---------- Exercise materials

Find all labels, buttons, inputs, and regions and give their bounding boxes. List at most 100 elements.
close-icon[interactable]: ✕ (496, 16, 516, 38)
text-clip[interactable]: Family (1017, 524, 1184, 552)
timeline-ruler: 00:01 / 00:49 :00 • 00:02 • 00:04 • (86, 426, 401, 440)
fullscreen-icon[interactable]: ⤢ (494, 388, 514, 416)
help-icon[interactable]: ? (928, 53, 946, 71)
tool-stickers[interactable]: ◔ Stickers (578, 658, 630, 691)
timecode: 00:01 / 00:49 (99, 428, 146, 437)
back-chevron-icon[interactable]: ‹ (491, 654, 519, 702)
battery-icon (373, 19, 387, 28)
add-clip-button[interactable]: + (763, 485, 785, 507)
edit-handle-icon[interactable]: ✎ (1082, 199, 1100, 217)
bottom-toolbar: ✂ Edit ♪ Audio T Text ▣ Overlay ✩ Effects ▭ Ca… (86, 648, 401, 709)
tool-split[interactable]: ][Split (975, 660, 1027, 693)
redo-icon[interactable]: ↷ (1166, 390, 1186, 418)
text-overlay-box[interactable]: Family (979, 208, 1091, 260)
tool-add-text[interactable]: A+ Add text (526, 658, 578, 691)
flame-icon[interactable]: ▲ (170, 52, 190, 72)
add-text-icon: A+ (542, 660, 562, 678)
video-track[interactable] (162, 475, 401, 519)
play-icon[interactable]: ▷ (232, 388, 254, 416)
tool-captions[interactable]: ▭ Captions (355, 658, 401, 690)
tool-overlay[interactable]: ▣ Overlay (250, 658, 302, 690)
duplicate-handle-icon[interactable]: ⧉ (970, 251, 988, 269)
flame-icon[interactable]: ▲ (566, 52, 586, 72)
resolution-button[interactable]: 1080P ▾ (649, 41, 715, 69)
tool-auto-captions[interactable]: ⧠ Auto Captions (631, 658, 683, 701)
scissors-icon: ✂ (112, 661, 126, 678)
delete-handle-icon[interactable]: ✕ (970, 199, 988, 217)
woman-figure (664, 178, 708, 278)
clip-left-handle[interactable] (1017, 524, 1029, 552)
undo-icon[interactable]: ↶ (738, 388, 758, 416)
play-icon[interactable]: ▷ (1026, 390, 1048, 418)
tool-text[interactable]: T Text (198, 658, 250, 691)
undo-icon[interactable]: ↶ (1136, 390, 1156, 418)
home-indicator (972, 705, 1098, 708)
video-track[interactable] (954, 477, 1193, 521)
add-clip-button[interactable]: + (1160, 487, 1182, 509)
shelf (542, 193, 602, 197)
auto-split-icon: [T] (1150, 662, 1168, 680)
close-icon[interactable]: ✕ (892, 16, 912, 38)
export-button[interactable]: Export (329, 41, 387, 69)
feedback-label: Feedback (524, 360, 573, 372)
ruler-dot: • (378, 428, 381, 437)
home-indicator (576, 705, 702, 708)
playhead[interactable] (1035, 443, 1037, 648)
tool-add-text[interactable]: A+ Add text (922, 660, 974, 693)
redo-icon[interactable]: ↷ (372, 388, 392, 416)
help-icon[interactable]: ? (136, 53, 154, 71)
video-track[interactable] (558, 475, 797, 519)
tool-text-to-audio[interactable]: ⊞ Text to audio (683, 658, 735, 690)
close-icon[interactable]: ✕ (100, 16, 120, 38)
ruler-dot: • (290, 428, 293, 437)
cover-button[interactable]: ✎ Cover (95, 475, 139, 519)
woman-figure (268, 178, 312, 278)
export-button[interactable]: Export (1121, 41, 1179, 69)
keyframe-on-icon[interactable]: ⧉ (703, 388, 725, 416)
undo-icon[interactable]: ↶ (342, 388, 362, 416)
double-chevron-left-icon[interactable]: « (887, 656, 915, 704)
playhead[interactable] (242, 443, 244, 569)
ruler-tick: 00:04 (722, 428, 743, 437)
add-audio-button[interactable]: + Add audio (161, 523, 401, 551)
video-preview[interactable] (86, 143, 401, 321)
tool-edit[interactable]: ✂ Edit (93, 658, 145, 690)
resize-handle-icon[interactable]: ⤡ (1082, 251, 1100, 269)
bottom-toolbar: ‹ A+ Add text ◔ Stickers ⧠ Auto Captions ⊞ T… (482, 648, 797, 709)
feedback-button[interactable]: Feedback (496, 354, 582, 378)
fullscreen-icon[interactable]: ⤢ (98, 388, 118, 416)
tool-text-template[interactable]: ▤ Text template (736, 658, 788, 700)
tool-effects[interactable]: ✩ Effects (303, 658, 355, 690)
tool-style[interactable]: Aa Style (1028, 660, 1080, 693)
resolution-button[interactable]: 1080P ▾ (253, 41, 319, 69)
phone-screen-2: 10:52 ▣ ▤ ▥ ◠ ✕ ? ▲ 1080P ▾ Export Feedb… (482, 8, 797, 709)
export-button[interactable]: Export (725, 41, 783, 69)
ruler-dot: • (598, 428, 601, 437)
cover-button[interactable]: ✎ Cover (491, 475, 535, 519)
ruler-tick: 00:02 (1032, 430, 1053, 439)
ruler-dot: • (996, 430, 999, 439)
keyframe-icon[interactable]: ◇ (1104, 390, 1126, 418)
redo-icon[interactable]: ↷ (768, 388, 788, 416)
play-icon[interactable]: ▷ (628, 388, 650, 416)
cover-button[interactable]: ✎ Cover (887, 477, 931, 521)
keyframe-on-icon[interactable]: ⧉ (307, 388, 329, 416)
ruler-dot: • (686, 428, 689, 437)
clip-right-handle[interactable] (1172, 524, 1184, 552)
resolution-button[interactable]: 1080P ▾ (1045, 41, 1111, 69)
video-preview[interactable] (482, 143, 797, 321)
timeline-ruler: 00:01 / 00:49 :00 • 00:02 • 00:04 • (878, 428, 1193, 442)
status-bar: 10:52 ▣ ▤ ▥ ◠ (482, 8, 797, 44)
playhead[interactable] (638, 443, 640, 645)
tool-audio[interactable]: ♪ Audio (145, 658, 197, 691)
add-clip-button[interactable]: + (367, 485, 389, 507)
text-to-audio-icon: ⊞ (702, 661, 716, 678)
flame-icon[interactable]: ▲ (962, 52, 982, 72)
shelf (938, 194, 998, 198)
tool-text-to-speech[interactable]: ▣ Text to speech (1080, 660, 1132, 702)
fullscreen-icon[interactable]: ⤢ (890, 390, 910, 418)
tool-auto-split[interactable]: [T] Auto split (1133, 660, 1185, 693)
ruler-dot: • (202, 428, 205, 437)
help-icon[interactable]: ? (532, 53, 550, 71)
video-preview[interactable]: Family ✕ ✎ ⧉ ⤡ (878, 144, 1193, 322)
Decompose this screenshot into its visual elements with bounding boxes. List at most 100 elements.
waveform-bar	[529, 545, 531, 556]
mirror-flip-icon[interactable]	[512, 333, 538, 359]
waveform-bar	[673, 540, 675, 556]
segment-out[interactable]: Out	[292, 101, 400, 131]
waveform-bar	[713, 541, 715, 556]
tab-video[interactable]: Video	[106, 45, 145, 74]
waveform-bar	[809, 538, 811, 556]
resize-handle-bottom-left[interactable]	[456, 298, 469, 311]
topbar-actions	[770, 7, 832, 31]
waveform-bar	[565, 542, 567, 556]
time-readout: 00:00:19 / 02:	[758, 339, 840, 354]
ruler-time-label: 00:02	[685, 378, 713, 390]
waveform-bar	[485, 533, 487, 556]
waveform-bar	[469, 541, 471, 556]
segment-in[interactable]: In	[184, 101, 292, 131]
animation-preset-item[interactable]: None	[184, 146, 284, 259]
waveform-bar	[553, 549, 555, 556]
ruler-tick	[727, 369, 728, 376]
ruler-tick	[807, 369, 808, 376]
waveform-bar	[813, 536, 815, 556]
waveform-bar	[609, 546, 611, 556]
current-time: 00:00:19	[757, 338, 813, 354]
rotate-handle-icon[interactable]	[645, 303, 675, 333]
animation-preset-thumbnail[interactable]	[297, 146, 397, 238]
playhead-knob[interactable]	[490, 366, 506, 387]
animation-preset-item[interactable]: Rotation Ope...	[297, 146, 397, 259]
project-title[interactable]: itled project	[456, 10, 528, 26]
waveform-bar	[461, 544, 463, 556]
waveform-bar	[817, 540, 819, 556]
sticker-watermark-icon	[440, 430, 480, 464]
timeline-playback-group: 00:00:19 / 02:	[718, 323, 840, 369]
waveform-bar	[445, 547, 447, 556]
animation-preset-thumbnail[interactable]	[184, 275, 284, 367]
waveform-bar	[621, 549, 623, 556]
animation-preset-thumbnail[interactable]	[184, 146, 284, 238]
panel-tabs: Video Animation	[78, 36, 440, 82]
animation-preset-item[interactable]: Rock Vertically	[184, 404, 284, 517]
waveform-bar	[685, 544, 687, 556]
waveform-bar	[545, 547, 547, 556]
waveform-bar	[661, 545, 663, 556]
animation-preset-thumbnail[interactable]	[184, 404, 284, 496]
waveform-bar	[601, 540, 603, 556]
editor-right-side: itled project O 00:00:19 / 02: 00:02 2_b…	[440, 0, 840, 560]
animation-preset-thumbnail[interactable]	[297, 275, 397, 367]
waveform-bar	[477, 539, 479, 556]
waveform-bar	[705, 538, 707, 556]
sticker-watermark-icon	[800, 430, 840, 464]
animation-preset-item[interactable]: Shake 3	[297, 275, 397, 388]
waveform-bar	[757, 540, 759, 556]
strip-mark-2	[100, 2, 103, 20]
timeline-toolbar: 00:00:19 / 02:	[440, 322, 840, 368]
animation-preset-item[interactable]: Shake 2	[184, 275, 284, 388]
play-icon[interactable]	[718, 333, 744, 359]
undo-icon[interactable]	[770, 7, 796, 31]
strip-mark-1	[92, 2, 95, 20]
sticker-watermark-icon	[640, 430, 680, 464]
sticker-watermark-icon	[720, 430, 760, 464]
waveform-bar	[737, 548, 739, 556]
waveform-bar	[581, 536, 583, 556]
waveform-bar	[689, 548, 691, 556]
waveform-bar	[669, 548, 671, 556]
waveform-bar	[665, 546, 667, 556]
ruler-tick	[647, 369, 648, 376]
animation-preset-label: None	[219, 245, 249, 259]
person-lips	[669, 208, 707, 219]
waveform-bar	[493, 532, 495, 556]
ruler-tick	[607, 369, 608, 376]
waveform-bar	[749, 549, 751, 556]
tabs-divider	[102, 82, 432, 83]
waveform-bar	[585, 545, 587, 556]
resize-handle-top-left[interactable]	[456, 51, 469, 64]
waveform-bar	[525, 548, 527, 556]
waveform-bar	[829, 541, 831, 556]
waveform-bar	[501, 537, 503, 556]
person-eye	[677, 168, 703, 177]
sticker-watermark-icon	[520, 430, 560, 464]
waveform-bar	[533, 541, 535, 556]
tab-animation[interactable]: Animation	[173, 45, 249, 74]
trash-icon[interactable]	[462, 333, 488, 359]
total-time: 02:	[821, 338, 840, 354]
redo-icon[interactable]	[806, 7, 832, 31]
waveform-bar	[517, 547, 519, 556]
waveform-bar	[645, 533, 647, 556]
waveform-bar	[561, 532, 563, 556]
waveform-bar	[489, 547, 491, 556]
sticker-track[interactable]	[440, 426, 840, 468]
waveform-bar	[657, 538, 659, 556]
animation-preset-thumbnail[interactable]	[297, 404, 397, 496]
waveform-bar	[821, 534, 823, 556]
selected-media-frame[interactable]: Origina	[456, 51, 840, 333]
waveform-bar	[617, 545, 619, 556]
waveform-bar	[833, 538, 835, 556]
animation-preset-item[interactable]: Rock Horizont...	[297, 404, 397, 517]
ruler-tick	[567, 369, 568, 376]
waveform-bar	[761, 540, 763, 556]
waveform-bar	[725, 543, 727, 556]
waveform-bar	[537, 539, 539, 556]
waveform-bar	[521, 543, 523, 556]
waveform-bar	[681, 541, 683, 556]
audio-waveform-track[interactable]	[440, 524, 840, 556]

--------------------

The problem
Rewrite the records from the first line up to and including the line with "play-icon[interactable]: ▷ (232, 388, 254, 416)", changing "Family" to "Vacation" and keeping everything else the same.

The completed task
Find all labels, buttons, inputs, and regions and give their bounding boxes. List at most 100 elements.
close-icon[interactable]: ✕ (496, 16, 516, 38)
text-clip[interactable]: Vacation (1017, 524, 1184, 552)
timeline-ruler: 00:01 / 00:49 :00 • 00:02 • 00:04 • (86, 426, 401, 440)
fullscreen-icon[interactable]: ⤢ (494, 388, 514, 416)
help-icon[interactable]: ? (928, 53, 946, 71)
tool-stickers[interactable]: ◔ Stickers (578, 658, 630, 691)
timecode: 00:01 / 00:49 (99, 428, 146, 437)
back-chevron-icon[interactable]: ‹ (491, 654, 519, 702)
battery-icon (373, 19, 387, 28)
add-clip-button[interactable]: + (763, 485, 785, 507)
edit-handle-icon[interactable]: ✎ (1082, 199, 1100, 217)
bottom-toolbar: ✂ Edit ♪ Audio T Text ▣ Overlay ✩ Effects ▭ Ca… (86, 648, 401, 709)
tool-split[interactable]: ][Split (975, 660, 1027, 693)
redo-icon[interactable]: ↷ (1166, 390, 1186, 418)
text-overlay-box[interactable]: Vacation (979, 208, 1091, 260)
tool-add-text[interactable]: A+ Add text (526, 658, 578, 691)
flame-icon[interactable]: ▲ (170, 52, 190, 72)
add-text-icon: A+ (542, 660, 562, 678)
video-track[interactable] (162, 475, 401, 519)
play-icon[interactable]: ▷ (232, 388, 254, 416)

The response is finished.